| RECORDS |
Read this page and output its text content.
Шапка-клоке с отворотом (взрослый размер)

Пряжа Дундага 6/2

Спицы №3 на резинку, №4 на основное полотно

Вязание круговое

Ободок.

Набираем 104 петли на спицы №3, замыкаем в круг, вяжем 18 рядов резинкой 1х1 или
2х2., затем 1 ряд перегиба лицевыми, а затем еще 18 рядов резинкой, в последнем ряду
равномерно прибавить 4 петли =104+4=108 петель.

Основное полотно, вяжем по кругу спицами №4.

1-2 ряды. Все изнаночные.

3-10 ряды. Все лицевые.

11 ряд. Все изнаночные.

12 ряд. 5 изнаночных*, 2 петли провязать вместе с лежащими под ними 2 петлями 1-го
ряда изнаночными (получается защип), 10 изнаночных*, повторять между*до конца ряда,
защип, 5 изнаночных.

| AIM OF THE TASK |
Would you copy out each line exactly as written?

| REPLY TO THE TASK |
Read this page and output its text content.
Шапка-клоке с отворотом (взрослый размер)

Пряжа Дундага 6/2

Спицы №3 на резинку, №4 на основное полотно

Вязание круговое

Ободок.

Набираем 104 петли на спицы №3, замыкаем в круг, вяжем 18 рядов резинкой 1х1 или
2х2., затем 1 ряд перегиба лицевыми, а затем еще 18 рядов резинкой, в последнем ряду
равномерно прибавить 4 петли =104+4=108 петель.

Основное полотно, вяжем по кругу спицами №4.

1-2 ряды. Все изнаночные.

3-10 ряды. Все лицевые.

11 ряд. Все изнаночные.

12 ряд. 5 изнаночных*, 2 петли провязать вместе с лежащими под ними 2 петлями 1-го
ряда изнаночными (получается защип), 10 изнаночных*, повторять между*до конца ряда,
защип, 5 изнаночных.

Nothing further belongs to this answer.